[Stored data]:
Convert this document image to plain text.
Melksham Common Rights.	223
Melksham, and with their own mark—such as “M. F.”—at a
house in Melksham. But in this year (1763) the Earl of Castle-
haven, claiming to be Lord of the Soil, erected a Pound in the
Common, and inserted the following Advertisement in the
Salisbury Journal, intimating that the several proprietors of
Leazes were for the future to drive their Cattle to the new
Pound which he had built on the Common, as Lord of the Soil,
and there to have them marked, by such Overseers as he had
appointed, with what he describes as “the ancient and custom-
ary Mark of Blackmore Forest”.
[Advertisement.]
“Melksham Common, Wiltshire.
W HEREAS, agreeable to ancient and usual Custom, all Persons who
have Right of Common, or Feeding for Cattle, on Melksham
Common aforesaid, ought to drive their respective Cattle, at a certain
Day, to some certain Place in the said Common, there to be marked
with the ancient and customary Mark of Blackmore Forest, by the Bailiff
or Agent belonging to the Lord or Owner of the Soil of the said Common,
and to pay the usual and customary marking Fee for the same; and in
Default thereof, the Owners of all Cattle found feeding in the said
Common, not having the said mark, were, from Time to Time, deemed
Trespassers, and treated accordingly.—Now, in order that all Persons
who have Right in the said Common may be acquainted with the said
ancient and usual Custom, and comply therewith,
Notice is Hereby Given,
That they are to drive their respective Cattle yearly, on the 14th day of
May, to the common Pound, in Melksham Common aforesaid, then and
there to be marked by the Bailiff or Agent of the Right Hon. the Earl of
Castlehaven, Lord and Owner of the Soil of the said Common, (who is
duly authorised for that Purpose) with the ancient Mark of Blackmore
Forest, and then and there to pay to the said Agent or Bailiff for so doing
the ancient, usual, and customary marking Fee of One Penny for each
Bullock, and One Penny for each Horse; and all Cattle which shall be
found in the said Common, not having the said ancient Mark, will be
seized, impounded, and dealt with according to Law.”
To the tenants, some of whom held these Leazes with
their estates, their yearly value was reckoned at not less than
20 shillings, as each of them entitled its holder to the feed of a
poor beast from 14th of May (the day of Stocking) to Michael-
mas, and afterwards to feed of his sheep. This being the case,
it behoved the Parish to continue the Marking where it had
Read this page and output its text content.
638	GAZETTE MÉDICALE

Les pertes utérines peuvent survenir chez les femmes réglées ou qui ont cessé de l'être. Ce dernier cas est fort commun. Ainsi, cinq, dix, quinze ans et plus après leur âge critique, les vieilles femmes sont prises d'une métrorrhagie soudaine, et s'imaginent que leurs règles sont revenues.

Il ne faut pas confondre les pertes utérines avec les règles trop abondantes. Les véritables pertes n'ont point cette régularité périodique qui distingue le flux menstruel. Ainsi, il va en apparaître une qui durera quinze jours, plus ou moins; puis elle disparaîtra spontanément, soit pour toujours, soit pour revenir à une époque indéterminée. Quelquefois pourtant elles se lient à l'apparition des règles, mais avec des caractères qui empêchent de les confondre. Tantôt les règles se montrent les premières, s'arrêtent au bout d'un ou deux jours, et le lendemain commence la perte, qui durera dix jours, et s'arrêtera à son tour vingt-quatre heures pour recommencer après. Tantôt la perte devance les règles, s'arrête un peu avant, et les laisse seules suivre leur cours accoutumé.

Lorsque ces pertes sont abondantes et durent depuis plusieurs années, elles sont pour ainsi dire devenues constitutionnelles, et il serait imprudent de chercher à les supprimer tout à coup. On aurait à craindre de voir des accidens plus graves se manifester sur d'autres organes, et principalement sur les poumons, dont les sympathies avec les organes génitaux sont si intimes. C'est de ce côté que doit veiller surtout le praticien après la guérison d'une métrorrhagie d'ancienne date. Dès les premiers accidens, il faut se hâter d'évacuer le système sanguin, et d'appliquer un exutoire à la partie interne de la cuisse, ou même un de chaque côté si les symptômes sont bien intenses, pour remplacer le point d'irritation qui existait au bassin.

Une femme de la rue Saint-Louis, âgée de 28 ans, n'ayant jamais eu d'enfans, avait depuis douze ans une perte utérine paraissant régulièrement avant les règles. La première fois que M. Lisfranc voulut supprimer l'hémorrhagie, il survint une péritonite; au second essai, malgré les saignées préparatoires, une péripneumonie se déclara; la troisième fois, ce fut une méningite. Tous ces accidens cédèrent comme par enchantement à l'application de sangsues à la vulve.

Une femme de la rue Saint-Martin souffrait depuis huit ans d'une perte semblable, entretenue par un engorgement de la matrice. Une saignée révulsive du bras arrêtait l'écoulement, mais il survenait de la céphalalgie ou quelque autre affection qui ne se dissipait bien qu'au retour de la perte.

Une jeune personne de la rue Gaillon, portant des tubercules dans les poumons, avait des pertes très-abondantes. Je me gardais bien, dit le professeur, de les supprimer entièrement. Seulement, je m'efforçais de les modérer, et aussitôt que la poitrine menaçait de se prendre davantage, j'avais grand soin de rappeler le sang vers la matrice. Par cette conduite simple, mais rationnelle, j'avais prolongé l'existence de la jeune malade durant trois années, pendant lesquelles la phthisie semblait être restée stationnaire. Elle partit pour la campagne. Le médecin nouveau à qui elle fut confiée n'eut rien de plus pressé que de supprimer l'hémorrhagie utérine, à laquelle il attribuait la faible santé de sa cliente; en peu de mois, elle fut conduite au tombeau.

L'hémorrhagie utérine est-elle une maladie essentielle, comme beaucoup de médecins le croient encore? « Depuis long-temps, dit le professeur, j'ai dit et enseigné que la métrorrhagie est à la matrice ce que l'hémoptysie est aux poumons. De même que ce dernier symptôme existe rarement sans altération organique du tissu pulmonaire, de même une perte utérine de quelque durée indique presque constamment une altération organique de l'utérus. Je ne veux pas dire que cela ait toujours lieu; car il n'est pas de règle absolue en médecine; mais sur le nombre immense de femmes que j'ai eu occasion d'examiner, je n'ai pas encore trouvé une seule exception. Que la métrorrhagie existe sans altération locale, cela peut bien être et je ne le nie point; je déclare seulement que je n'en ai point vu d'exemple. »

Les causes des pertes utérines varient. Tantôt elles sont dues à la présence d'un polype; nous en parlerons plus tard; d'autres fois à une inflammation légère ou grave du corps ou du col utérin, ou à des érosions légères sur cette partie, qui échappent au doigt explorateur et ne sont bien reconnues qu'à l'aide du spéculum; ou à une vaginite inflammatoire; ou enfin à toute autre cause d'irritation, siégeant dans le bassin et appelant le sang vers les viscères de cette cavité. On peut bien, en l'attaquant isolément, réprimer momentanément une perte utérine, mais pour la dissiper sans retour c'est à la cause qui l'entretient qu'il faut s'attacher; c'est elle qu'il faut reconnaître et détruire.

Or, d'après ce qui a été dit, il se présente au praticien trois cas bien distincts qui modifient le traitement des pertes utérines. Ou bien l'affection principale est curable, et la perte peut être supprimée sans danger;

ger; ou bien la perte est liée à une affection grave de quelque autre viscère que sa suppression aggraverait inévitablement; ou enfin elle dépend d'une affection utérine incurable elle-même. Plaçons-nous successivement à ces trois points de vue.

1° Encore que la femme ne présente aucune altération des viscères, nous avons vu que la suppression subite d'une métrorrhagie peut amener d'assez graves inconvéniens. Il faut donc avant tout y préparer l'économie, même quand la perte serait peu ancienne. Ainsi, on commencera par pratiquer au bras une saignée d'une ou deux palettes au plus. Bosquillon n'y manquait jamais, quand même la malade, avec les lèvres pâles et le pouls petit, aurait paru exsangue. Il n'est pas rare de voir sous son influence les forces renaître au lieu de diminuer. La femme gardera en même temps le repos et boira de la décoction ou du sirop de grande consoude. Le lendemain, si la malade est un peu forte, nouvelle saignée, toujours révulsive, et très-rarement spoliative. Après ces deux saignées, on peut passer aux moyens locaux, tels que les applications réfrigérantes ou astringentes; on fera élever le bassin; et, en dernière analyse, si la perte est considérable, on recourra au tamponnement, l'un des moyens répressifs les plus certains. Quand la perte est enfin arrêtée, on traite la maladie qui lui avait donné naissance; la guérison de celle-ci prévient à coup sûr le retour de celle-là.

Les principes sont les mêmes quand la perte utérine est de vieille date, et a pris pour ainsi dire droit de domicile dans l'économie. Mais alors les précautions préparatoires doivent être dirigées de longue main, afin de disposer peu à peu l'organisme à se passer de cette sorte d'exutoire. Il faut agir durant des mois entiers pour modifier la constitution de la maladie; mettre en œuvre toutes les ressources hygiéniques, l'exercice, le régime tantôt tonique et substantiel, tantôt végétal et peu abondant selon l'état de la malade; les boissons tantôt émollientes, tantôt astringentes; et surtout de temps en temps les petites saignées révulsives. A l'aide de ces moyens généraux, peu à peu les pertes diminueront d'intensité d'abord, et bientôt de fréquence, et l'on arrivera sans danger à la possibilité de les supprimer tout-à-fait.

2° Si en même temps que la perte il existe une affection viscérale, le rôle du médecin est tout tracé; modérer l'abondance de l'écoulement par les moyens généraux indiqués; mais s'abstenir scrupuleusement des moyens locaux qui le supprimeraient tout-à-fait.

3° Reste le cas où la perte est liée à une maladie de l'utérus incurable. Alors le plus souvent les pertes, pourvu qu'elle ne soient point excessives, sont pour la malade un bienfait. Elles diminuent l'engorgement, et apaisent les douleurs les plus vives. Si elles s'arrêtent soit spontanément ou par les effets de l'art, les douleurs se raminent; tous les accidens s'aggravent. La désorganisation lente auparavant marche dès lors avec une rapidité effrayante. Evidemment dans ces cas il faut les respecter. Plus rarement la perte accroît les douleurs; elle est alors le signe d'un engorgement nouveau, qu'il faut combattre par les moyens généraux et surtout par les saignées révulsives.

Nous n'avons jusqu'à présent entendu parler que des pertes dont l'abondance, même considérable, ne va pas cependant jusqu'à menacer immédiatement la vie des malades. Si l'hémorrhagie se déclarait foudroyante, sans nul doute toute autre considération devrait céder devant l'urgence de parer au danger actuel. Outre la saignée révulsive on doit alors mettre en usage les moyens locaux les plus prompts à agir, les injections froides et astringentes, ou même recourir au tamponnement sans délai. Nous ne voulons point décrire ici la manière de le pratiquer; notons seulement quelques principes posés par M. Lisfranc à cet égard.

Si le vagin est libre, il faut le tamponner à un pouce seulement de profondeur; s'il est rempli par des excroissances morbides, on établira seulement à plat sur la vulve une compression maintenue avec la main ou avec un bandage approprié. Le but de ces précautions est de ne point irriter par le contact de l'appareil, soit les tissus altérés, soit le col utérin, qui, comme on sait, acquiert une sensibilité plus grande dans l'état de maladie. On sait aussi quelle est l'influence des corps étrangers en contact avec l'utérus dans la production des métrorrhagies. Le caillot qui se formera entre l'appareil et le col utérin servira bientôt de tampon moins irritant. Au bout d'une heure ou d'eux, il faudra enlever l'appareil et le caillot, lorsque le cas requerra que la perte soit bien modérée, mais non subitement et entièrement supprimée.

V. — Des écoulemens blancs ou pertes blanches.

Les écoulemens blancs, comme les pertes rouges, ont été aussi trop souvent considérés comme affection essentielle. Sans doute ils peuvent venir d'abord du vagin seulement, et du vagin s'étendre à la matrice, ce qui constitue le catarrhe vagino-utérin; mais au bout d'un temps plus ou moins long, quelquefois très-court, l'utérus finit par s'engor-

[Task goal]: Copy each line of the listing that holds the word "respective".

[Exercise result]:
Common aforesaid, ought to drive their respective Cattle, at a certain
That they are to drive their respective Cattle yearly, on the 14th day of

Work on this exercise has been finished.